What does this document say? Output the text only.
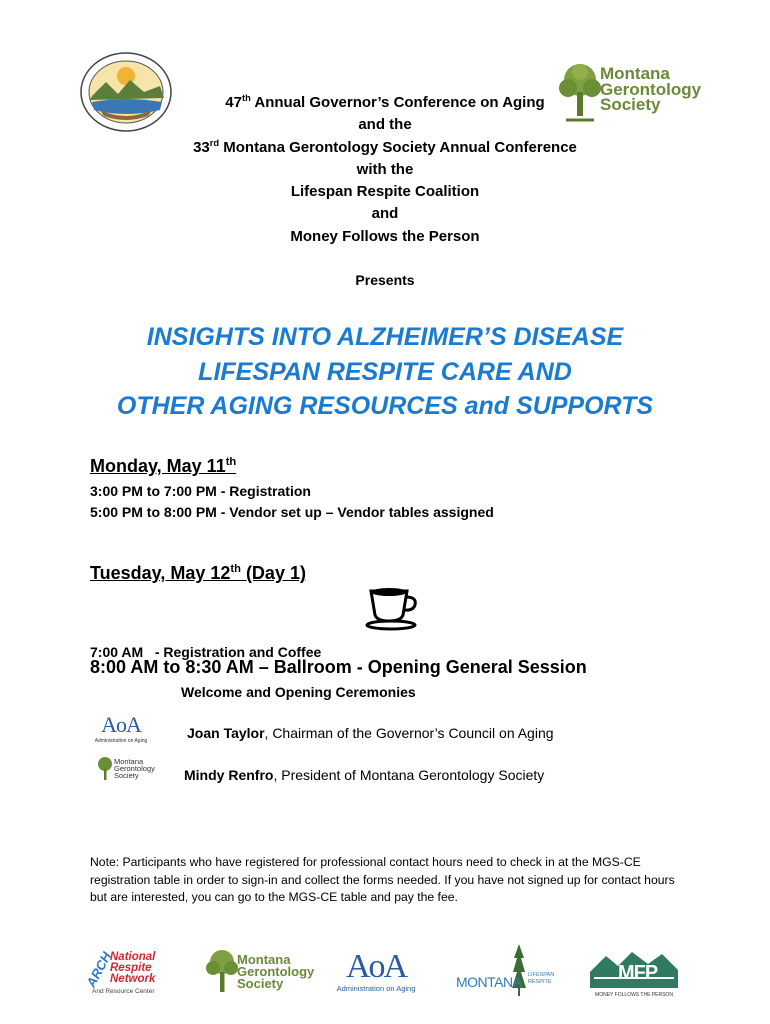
Montana
Gerontology
Society
47th Annual Governor’s Conference on Aging
and the
33rd Montana Gerontology Society Annual Conference
with the
Lifespan Respite Coalition
and
Money Follows the Person
Presents
INSIGHTS INTO ALZHEIMER’S DISEASE
LIFESPAN RESPITE CARE AND
OTHER AGING RESOURCES and SUPPORTS
Monday, May 11th
3:00 PM to 7:00 PM - Registration
5:00 PM to 8:00 PM - Vendor set up – Vendor tables assigned
Tuesday, May 12th (Day 1)

7:00 AM   - Registration and Coffee

8:00 AM to 8:30 AM – Ballroom - Opening General Session
Welcome and Opening Ceremonies
AoA
Administration on Aging	Joan Taylor, Chairman of the Governor’s Council on Aging
Montana
Gerontology
Society	Mindy Renfro, President of Montana Gerontology Society
Note: Participants who have registered for professional contact hours need to check in at the MGS-CE registration table in order to sign-in and collect the forms needed. If you have not signed up for contact hours but are interested, you can go to the MGS-CE table and pay the fee.
ARCH
National
Respite
Network
And Resource Center
Montana
Gerontology
Society	AoA
Administration on Aging	MONTANA LIFESPAN
RESPITE	MFP
MONEY FOLLOWS THE PERSON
---
Find the string "Conference" in the listing and return every line that holds it.

> Exercise answer
47th Annual Governor’s Conference on Aging
33rd Montana Gerontology Society Annual Conference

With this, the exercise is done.